Required task: Output the full listing word for word.

Data for this task:
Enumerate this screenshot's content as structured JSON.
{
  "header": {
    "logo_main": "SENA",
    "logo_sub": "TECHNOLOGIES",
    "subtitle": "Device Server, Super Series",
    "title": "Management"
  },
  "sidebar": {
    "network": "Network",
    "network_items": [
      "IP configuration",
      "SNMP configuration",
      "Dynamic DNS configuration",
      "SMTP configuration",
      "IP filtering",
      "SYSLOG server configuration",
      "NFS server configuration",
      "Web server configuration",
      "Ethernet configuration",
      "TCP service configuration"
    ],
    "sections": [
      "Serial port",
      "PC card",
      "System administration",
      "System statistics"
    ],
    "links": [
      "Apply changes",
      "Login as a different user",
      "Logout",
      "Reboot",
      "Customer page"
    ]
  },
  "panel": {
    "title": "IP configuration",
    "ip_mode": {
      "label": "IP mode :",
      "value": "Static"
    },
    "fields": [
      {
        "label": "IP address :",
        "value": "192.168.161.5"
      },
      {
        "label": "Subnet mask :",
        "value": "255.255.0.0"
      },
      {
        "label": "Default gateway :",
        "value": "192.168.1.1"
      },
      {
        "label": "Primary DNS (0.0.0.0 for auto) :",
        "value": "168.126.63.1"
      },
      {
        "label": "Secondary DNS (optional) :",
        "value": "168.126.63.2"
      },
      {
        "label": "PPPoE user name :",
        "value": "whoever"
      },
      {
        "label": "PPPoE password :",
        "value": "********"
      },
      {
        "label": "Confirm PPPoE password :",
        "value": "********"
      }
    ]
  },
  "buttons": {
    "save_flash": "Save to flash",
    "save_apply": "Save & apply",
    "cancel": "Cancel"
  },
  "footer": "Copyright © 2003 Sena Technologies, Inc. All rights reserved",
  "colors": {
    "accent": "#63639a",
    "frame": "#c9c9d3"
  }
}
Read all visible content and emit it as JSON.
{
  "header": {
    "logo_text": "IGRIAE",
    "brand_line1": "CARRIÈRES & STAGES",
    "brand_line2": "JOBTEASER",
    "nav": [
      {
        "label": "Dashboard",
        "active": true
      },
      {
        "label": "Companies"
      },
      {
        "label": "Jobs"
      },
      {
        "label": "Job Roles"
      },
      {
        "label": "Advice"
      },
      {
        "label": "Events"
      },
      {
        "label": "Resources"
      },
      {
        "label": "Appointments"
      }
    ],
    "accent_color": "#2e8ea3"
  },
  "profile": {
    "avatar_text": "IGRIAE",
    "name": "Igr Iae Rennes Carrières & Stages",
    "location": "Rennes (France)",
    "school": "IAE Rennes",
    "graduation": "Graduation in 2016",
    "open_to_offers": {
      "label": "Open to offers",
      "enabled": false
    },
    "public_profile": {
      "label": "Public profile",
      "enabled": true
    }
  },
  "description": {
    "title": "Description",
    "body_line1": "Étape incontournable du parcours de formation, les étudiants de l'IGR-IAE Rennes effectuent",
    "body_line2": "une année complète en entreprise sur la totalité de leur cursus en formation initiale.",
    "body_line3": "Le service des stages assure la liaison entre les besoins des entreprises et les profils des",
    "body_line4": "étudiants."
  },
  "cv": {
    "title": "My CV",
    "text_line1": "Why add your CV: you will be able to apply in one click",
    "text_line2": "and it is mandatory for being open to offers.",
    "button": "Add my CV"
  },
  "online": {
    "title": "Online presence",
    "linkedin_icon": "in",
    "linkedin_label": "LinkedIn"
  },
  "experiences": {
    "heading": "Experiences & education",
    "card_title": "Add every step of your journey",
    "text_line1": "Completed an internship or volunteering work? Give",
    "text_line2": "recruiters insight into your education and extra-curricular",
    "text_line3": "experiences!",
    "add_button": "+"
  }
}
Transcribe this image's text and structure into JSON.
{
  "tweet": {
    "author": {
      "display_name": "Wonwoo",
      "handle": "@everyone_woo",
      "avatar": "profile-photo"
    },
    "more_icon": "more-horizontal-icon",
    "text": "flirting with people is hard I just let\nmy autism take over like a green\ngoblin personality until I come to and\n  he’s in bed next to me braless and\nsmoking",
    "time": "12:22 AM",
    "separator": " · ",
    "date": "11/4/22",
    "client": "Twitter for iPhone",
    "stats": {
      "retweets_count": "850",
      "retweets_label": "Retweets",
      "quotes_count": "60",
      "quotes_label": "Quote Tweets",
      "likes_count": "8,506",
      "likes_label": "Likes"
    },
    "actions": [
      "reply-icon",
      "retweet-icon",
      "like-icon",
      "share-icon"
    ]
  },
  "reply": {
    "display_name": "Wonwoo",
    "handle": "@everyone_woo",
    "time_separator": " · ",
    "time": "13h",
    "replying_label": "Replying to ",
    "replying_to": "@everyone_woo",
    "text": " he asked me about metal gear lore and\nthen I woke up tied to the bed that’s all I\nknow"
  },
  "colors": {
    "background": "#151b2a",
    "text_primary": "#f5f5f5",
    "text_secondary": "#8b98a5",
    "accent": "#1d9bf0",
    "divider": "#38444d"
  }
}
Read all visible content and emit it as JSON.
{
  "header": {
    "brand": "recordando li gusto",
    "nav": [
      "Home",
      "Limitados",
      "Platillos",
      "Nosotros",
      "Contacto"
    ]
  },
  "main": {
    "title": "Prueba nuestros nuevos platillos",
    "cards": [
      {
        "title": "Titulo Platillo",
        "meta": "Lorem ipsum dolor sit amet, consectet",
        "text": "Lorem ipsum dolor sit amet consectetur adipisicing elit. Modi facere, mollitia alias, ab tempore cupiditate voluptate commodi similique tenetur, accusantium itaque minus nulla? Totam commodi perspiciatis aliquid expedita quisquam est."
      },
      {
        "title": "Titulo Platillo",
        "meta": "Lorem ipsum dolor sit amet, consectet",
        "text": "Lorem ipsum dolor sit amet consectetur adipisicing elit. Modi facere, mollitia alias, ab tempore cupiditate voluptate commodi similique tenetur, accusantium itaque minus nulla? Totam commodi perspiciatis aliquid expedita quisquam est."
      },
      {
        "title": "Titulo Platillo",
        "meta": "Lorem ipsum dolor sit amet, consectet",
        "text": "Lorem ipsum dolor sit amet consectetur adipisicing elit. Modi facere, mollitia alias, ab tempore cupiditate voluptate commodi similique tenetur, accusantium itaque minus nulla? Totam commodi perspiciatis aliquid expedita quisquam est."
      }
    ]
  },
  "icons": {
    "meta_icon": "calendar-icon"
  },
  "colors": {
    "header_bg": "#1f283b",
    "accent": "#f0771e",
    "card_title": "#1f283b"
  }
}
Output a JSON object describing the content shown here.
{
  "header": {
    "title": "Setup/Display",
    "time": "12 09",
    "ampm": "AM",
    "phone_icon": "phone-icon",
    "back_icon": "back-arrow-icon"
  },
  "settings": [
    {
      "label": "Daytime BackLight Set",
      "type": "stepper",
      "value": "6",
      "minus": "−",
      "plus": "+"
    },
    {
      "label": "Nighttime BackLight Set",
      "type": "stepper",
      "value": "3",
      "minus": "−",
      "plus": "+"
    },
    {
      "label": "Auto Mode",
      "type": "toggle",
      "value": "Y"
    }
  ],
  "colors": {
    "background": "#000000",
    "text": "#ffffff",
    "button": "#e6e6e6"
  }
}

Solved problem:
Enumerate this screenshot's content as structured JSON.
{
  "header": {
    "logo_main": "SENA",
    "logo_sub": "TECHNOLOGIES",
    "subtitle": "Device Server, Super Series",
    "title": "Management"
  },
  "sidebar": {
    "network": "Network",
    "network_items": [
      "IP configuration",
      "SNMP configuration",
      "Dynamic DNS configuration",
      "SMTP configuration",
      "IP filtering",
      "SYSLOG server configuration",
      "NFS server configuration",
      "Web server configuration",
      "Ethernet configuration",
      "TCP service configuration"
    ],
    "sections": [
      "Serial port",
      "PC card",
      "System administration",
      "System statistics"
    ],
    "links": [
      "Apply changes",
      "Login as a different user",
      "Logout",
      "Reboot",
      "Customer page"
    ]
  },
  "panel": {
    "title": "IP configuration",
    "ip_mode": {
      "label": "IP mode :",
      "value": "Static"
    },
    "fields": [
      {
        "label": "IP address :",
        "value": "192.168.161.5"
      },
      {
        "label": "Subnet mask :",
        "value": "255.255.0.0"
      },
      {
        "label": "Default gateway :",
        "value": "192.168.1.1"
      },
      {
        "label": "Primary DNS (0.0.0.0 for auto) :",
        "value": "168.126.63.1"
      },
      {
        "label": "Secondary DNS (optional) :",
        "value": "168.126.63.2"
      },
      {
        "label": "PPPoE user name :",
        "value": "whoever"
      },
      {
        "label": "PPPoE password :",
        "value": "********"
      },
      {
        "label": "Confirm PPPoE password :",
        "value": "********"
      }
    ]
  },
  "buttons": {
    "save_flash": "Save to flash",
    "save_apply": "Save & apply",
    "cancel": "Cancel"
  },
  "footer": "Copyright © 2003 Sena Technologies, Inc. All rights reserved",
  "colors": {
    "accent": "#63639a",
    "frame": "#c9c9d3"
  }
}
Read all visible content and emit it as JSON.
{
  "header": {
    "logo_text": "IGRIAE",
    "brand_line1": "CARRIÈRES & STAGES",
    "brand_line2": "JOBTEASER",
    "nav": [
      {
        "label": "Dashboard",
        "active": true
      },
      {
        "label": "Companies"
      },
      {
        "label": "Jobs"
      },
      {
        "label": "Job Roles"
      },
      {
        "label": "Advice"
      },
      {
        "label": "Events"
      },
      {
        "label": "Resources"
      },
      {
        "label": "Appointments"
      }
    ],
    "accent_color": "#2e8ea3"
  },
  "profile": {
    "avatar_text": "IGRIAE",
    "name": "Igr Iae Rennes Carrières & Stages",
    "location": "Rennes (France)",
    "school": "IAE Rennes",
    "graduation": "Graduation in 2016",
    "open_to_offers": {
      "label": "Open to offers",
      "enabled": false
    },
    "public_profile": {
      "label": "Public profile",
      "enabled": true
    }
  },
  "description": {
    "title": "Description",
    "body_line1": "Étape incontournable du parcours de formation, les étudiants de l'IGR-IAE Rennes effectuent",
    "body_line2": "une année complète en entreprise sur la totalité de leur cursus en formation initiale.",
    "body_line3": "Le service des stages assure la liaison entre les besoins des entreprises et les profils des",
    "body_line4": "étudiants."
  },
  "cv": {
    "title": "My CV",
    "text_line1": "Why add your CV: you will be able to apply in one click",
    "text_line2": "and it is mandatory for being open to offers.",
    "button": "Add my CV"
  },
  "online": {
    "title": "Online presence",
    "linkedin_icon": "in",
    "linkedin_label": "LinkedIn"
  },
  "experiences": {
    "heading": "Experiences & education",
    "card_title": "Add every step of your journey",
    "text_line1": "Completed an internship or volunteering work? Give",
    "text_line2": "recruiters insight into your education and extra-curricular",
    "text_line3": "experiences!",
    "add_button": "+"
  }
}
Transcribe this image's text and structure into JSON.
{
  "tweet": {
    "author": {
      "display_name": "Wonwoo",
      "handle": "@everyone_woo",
      "avatar": "profile-photo"
    },
    "more_icon": "more-horizontal-icon",
    "text": "flirting with people is hard I just let\nmy autism take over like a green\ngoblin personality until I come to and\n  he’s in bed next to me braless and\nsmoking",
    "time": "12:22 AM",
    "separator": " · ",
    "date": "11/4/22",
    "client": "Twitter for iPhone",
    "stats": {
      "retweets_count": "850",
      "retweets_label": "Retweets",
      "quotes_count": "60",
      "quotes_label": "Quote Tweets",
      "likes_count": "8,506",
      "likes_label": "Likes"
    },
    "actions": [
      "reply-icon",
      "retweet-icon",
      "like-icon",
      "share-icon"
    ]
  },
  "reply": {
    "display_name": "Wonwoo",
    "handle": "@everyone_woo",
    "time_separator": " · ",
    "time": "13h",
    "replying_label": "Replying to ",
    "replying_to": "@everyone_woo",
    "text": " he asked me about metal gear lore and\nthen I woke up tied to the bed that’s all I\nknow"
  },
  "colors": {
    "background": "#151b2a",
    "text_primary": "#f5f5f5",
    "text_secondary": "#8b98a5",
    "accent": "#1d9bf0",
    "divider": "#38444d"
  }
}
Read all visible content and emit it as JSON.
{
  "header": {
    "brand": "recordando li gusto",
    "nav": [
      "Home",
      "Limitados",
      "Platillos",
      "Nosotros",
      "Contacto"
    ]
  },
  "main": {
    "title": "Prueba nuestros nuevos platillos",
    "cards": [
      {
        "title": "Titulo Platillo",
        "meta": "Lorem ipsum dolor sit amet, consectet",
        "text": "Lorem ipsum dolor sit amet consectetur adipisicing elit. Modi facere, mollitia alias, ab tempore cupiditate voluptate commodi similique tenetur, accusantium itaque minus nulla? Totam commodi perspiciatis aliquid expedita quisquam est."
      },
      {
        "title": "Titulo Platillo",
        "meta": "Lorem ipsum dolor sit amet, consectet",
        "text": "Lorem ipsum dolor sit amet consectetur adipisicing elit. Modi facere, mollitia alias, ab tempore cupiditate voluptate commodi similique tenetur, accusantium itaque minus nulla? Totam commodi perspiciatis aliquid expedita quisquam est."
      },
      {
        "title": "Titulo Platillo",
        "meta": "Lorem ipsum dolor sit amet, consectet",
        "text": "Lorem ipsum dolor sit amet consectetur adipisicing elit. Modi facere, mollitia alias, ab tempore cupiditate voluptate commodi similique tenetur, accusantium itaque minus nulla? Totam commodi perspiciatis aliquid expedita quisquam est."
      }
    ]
  },
  "icons": {
    "meta_icon": "calendar-icon"
  },
  "colors": {
    "header_bg": "#1f283b",
    "accent": "#f0771e",
    "card_title": "#1f283b"
  }
}
Output a JSON object describing the content shown here.
{
  "header": {
    "title": "Setup/Display",
    "time": "12 09",
    "ampm": "AM",
    "phone_icon": "phone-icon",
    "back_icon": "back-arrow-icon"
  },
  "settings": [
    {
      "label": "Daytime BackLight Set",
      "type": "stepper",
      "value": "6",
      "minus": "−",
      "plus": "+"
    },
    {
      "label": "Nighttime BackLight Set",
      "type": "stepper",
      "value": "3",
      "minus": "−",
      "plus": "+"
    },
    {
      "label": "Auto Mode",
      "type": "toggle",
      "value": "Y"
    }
  ],
  "colors": {
    "background": "#000000",
    "text": "#ffffff",
    "button": "#e6e6e6"
  }
}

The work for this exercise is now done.